--- Start of Data supplied ---

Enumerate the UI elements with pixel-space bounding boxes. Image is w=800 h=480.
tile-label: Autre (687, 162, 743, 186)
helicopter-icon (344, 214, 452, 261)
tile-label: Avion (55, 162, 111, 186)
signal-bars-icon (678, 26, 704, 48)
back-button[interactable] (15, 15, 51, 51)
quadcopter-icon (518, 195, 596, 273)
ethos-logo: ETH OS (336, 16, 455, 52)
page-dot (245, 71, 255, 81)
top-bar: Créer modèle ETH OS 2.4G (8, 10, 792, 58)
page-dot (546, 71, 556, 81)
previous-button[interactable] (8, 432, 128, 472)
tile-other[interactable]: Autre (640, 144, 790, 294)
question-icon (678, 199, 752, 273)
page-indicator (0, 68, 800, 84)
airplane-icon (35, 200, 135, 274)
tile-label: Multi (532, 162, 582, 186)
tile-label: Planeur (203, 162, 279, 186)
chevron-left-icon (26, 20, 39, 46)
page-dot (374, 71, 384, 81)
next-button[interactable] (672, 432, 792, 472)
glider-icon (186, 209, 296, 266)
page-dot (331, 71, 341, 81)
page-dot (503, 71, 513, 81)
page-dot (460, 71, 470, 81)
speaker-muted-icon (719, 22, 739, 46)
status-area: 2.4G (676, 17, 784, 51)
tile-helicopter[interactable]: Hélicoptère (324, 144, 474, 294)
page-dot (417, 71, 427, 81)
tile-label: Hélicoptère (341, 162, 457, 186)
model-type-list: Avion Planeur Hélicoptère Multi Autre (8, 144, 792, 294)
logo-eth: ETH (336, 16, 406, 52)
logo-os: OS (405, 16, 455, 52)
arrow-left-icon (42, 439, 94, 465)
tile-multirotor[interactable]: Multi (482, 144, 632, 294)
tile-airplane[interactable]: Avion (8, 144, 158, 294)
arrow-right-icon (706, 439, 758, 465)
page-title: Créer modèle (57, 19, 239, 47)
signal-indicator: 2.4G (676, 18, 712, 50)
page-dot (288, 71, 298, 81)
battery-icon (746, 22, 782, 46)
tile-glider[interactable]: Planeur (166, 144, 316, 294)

--- End of Data supplied ---
--- Start of Data supplied ---

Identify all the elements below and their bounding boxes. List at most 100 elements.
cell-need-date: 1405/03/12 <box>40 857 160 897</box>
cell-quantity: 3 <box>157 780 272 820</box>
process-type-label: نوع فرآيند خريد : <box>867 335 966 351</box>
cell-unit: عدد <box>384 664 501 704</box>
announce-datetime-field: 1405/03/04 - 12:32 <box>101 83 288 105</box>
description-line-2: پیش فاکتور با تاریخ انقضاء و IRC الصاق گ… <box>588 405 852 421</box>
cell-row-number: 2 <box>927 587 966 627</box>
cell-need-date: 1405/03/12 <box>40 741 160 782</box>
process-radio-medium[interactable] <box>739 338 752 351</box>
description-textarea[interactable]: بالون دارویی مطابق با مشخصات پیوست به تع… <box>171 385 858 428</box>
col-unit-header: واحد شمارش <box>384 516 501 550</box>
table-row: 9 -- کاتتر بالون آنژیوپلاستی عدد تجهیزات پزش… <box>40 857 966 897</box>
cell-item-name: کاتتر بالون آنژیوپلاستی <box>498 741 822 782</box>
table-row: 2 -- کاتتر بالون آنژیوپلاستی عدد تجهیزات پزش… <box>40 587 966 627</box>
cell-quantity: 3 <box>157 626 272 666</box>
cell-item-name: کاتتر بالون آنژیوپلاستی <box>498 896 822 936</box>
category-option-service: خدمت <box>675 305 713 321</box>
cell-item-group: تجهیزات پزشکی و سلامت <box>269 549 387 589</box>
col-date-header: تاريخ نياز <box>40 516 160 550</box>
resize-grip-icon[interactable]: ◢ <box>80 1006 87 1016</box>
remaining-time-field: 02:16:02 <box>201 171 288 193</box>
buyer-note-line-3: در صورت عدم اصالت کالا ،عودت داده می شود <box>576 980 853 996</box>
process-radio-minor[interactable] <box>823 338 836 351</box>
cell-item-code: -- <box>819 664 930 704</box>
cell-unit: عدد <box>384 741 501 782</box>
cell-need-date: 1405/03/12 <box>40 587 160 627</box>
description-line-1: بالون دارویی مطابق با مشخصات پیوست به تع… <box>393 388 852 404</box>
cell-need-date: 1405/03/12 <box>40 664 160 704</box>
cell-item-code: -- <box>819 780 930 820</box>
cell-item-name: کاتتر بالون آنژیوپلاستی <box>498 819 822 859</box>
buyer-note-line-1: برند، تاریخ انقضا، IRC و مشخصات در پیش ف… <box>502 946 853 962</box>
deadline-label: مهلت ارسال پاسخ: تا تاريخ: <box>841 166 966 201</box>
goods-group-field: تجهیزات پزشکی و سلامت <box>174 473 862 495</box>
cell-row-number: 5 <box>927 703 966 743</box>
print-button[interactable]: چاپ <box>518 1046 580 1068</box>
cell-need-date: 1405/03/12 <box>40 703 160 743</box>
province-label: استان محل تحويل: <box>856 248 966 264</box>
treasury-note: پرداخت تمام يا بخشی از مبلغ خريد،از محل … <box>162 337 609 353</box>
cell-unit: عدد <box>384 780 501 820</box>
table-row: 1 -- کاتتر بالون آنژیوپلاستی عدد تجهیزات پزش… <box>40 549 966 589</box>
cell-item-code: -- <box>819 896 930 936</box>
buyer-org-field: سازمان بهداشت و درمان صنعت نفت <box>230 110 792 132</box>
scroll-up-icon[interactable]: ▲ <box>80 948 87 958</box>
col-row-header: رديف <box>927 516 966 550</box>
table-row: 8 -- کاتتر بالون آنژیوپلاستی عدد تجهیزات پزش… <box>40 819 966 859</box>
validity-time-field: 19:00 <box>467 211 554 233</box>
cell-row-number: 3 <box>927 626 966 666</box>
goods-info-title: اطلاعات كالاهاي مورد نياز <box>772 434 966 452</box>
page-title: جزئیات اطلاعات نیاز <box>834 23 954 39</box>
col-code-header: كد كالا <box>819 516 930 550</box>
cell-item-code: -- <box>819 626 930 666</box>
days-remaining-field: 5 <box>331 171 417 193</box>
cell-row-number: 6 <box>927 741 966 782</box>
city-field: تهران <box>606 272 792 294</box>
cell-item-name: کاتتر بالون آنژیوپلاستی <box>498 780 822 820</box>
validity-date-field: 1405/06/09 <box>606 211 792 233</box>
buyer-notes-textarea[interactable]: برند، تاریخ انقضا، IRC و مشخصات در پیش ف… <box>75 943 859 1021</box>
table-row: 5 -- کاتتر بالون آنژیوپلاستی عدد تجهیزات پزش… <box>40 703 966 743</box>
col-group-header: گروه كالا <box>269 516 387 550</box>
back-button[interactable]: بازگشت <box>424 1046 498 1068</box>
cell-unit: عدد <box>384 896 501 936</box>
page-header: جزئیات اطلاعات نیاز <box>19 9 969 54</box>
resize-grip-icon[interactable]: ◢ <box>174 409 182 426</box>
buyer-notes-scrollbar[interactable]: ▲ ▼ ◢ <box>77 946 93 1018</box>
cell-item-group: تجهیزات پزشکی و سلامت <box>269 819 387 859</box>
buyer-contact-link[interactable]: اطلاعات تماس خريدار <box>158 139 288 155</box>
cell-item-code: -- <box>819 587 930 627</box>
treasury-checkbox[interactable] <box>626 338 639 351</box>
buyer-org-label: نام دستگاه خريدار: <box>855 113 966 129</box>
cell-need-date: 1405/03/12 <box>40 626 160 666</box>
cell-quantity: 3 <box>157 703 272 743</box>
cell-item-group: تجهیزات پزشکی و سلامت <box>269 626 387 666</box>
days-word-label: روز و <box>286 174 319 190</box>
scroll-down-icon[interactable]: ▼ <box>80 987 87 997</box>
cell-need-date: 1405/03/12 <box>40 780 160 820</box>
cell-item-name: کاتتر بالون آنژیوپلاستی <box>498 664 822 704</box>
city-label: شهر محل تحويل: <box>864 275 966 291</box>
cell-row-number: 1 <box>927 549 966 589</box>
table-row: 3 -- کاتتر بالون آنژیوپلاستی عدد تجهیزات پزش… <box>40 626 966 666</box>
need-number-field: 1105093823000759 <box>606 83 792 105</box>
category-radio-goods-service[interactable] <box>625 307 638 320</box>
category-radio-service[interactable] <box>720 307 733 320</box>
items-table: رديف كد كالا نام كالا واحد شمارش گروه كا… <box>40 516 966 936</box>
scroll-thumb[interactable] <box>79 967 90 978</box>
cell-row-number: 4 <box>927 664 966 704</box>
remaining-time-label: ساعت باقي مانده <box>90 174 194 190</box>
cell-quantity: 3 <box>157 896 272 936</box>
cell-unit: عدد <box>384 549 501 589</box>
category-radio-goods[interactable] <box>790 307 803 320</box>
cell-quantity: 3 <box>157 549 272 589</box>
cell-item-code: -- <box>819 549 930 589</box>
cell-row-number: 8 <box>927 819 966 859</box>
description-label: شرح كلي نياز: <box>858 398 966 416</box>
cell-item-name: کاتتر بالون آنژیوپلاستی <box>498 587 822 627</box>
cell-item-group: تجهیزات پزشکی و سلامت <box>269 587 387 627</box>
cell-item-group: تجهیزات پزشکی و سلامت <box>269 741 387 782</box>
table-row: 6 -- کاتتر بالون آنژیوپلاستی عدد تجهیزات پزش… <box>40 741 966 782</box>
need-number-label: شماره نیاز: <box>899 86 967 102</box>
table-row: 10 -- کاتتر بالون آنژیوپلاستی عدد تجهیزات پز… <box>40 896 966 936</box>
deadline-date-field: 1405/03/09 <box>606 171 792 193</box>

--- End of Data supplied ---

Aim
Duplicate the lines of the records above, starting at the line that contains "Identify all the" and ending at the line that contains "buyer-note-line-3: در صورت", with both of those lines included.

Written answer
Identify all the elements below and their bounding boxes. List at most 100 elements.
cell-need-date: 1405/03/12 <box>40 857 160 897</box>
cell-quantity: 3 <box>157 780 272 820</box>
process-type-label: نوع فرآيند خريد : <box>867 335 966 351</box>
cell-unit: عدد <box>384 664 501 704</box>
announce-datetime-field: 1405/03/04 - 12:32 <box>101 83 288 105</box>
description-line-2: پیش فاکتور با تاریخ انقضاء و IRC الصاق گ… <box>588 405 852 421</box>
cell-row-number: 2 <box>927 587 966 627</box>
cell-need-date: 1405/03/12 <box>40 741 160 782</box>
process-radio-medium[interactable] <box>739 338 752 351</box>
description-textarea[interactable]: بالون دارویی مطابق با مشخصات پیوست به تع… <box>171 385 858 428</box>
col-unit-header: واحد شمارش <box>384 516 501 550</box>
table-row: 9 -- کاتتر بالون آنژیوپلاستی عدد تجهیزات پزش… <box>40 857 966 897</box>
cell-item-name: کاتتر بالون آنژیوپلاستی <box>498 741 822 782</box>
table-row: 2 -- کاتتر بالون آنژیوپلاستی عدد تجهیزات پزش… <box>40 587 966 627</box>
cell-quantity: 3 <box>157 626 272 666</box>
cell-item-name: کاتتر بالون آنژیوپلاستی <box>498 896 822 936</box>
category-option-service: خدمت <box>675 305 713 321</box>
cell-item-group: تجهیزات پزشکی و سلامت <box>269 549 387 589</box>
col-date-header: تاريخ نياز <box>40 516 160 550</box>
resize-grip-icon[interactable]: ◢ <box>80 1006 87 1016</box>
remaining-time-field: 02:16:02 <box>201 171 288 193</box>
buyer-note-line-3: در صورت عدم اصالت کالا ،عودت داده می شود <box>576 980 853 996</box>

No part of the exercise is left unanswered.